Work instructions >>
Every line of the data must be copied exactly.

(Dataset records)
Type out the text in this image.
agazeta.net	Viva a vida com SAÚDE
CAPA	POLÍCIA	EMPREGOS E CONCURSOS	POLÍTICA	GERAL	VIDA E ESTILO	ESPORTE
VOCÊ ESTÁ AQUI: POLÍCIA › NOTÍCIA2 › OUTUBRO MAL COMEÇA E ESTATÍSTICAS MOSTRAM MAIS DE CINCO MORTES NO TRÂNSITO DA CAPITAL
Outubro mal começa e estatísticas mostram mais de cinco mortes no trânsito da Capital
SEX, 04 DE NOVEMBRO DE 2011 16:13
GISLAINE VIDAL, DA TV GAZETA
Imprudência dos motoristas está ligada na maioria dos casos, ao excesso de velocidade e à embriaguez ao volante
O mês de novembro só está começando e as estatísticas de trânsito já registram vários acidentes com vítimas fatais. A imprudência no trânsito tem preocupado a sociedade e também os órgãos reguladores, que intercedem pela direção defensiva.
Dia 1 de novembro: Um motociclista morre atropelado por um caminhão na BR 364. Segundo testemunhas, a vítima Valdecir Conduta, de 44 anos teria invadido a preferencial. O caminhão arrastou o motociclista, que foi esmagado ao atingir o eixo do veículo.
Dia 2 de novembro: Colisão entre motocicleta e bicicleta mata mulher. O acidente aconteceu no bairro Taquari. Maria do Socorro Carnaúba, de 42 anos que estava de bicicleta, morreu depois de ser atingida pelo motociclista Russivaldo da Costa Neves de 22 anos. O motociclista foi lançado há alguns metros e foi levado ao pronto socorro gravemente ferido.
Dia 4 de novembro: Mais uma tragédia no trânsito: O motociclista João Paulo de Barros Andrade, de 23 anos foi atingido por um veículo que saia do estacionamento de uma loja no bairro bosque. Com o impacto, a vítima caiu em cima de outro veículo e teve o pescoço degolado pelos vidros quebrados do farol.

Task output >>
Type out the text in this image.
agazeta.net	Viva a vida com SAÚDE
CAPA	POLÍCIA	EMPREGOS E CONCURSOS	POLÍTICA	GERAL	VIDA E ESTILO	ESPORTE
VOCÊ ESTÁ AQUI: POLÍCIA › NOTÍCIA2 › OUTUBRO MAL COMEÇA E ESTATÍSTICAS MOSTRAM MAIS DE CINCO MORTES NO TRÂNSITO DA CAPITAL
Outubro mal começa e estatísticas mostram mais de cinco mortes no trânsito da Capital
SEX, 04 DE NOVEMBRO DE 2011 16:13
GISLAINE VIDAL, DA TV GAZETA
Imprudência dos motoristas está ligada na maioria dos casos, ao excesso de velocidade e à embriaguez ao volante
O mês de novembro só está começando e as estatísticas de trânsito já registram vários acidentes com vítimas fatais. A imprudência no trânsito tem preocupado a sociedade e também os órgãos reguladores, que intercedem pela direção defensiva.
Dia 1 de novembro: Um motociclista morre atropelado por um caminhão na BR 364. Segundo testemunhas, a vítima Valdecir Conduta, de 44 anos teria invadido a preferencial. O caminhão arrastou o motociclista, que foi esmagado ao atingir o eixo do veículo.
Dia 2 de novembro: Colisão entre motocicleta e bicicleta mata mulher. O acidente aconteceu no bairro Taquari. Maria do Socorro Carnaúba, de 42 anos que estava de bicicleta, morreu depois de ser atingida pelo motociclista Russivaldo da Costa Neves de 22 anos. O motociclista foi lançado há alguns metros e foi levado ao pronto socorro gravemente ferido.
Dia 4 de novembro: Mais uma tragédia no trânsito: O motociclista João Paulo de Barros Andrade, de 23 anos foi atingido por um veículo que saia do estacionamento de uma loja no bairro bosque. Com o impacto, a vítima caiu em cima de outro veículo e teve o pescoço degolado pelos vidros quebrados do farol.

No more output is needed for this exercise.